== TASK TO CARRY OUT ==
Find each line containing the word "life" and report how many there are. Add nothing else.

======== RAW DATA

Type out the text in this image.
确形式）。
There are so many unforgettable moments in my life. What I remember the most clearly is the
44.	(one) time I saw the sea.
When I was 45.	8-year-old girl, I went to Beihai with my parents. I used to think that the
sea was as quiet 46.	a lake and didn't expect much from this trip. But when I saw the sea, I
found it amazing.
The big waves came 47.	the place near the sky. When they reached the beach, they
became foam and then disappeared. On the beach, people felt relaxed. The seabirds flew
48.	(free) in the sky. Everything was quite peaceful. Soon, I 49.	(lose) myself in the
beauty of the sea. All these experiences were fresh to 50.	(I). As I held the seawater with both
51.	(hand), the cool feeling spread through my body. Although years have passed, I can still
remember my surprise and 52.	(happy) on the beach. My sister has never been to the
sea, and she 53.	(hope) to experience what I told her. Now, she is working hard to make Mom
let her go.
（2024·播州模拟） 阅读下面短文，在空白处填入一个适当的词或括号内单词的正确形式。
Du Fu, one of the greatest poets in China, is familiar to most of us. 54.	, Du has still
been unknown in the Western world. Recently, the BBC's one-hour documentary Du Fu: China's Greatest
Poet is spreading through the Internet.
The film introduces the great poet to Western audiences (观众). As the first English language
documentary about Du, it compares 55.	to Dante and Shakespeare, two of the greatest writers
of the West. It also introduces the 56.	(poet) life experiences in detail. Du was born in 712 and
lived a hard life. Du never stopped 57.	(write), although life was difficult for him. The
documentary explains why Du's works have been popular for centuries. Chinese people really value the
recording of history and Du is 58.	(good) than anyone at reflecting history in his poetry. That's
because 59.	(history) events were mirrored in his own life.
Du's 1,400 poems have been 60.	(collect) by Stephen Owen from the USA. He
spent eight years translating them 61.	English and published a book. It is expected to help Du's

================
======== RAW DATA

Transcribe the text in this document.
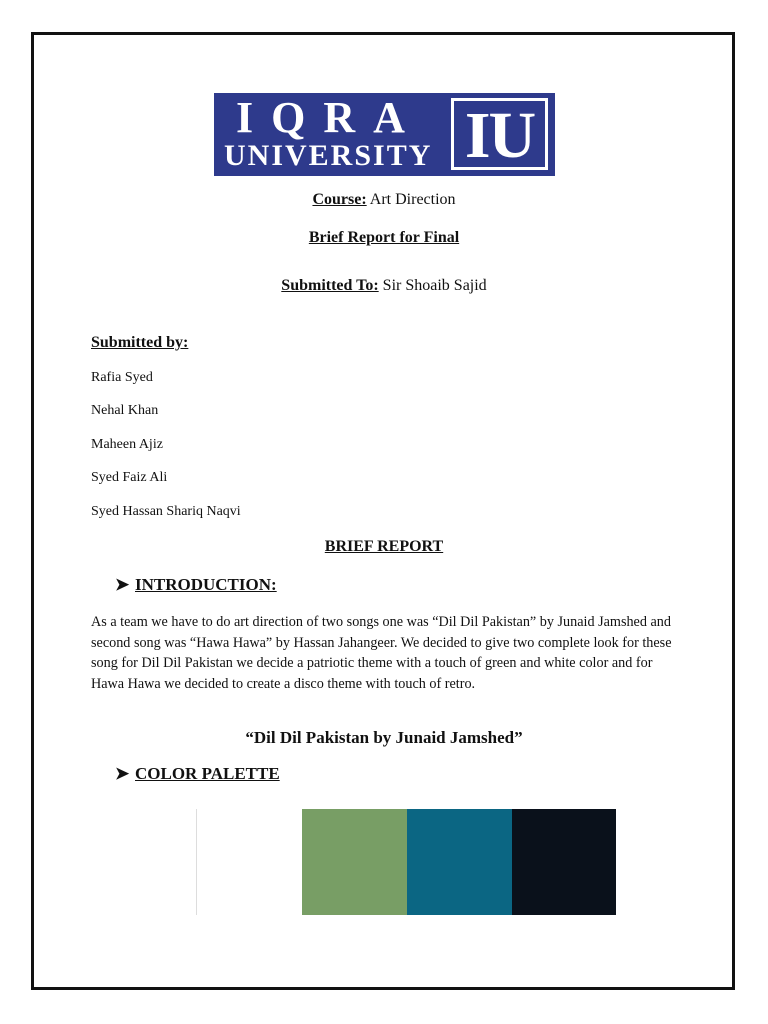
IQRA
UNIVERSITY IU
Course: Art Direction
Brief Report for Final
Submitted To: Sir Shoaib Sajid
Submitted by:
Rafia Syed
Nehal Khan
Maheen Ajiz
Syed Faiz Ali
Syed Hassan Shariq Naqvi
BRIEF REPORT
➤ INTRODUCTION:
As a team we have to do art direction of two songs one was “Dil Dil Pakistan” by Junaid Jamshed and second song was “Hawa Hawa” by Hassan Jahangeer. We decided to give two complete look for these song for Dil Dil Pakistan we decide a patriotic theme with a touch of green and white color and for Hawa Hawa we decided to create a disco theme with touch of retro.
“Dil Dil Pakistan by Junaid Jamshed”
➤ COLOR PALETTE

================

== ANSWER TO THIS EXERCISE ==
4